■ DIRECTION: Extract all lines that hold the string "bottom".

■ RECORDS:

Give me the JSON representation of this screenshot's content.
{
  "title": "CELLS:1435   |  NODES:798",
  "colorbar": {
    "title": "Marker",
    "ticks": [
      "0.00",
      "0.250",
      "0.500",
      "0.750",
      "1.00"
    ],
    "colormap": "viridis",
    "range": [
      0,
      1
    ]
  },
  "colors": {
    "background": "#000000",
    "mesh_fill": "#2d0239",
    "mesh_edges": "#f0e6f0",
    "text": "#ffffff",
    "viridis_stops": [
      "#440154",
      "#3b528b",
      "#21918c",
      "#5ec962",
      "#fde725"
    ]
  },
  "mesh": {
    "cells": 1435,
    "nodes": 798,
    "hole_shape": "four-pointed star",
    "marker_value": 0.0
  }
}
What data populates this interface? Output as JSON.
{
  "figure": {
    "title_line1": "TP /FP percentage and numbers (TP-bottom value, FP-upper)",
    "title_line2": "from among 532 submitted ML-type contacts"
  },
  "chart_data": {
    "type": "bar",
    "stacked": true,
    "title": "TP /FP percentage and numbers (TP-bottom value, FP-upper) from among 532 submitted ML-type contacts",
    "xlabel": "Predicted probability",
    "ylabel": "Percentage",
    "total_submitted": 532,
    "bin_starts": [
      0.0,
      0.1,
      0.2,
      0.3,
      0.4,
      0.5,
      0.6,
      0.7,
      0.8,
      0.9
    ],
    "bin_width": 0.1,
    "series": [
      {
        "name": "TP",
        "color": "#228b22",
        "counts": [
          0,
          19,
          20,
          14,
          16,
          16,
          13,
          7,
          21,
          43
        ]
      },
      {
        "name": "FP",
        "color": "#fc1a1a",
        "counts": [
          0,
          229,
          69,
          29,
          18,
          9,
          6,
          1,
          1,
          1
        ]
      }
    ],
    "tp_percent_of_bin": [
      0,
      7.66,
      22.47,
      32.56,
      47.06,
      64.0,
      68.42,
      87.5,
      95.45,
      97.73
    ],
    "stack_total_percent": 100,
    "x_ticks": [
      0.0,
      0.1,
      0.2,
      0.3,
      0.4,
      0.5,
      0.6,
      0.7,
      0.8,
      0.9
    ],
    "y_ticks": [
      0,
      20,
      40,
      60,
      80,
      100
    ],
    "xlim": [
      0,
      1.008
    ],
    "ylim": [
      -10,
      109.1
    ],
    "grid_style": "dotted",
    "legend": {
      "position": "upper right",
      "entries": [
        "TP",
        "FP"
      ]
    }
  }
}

■ TASK ANSWER:
    "title_line1": "TP /FP percentage and numbers (TP-bottom value, FP-upper)",
    "title": "TP /FP percentage and numbers (TP-bottom value, FP-upper) from among 532 submitted ML-type contacts",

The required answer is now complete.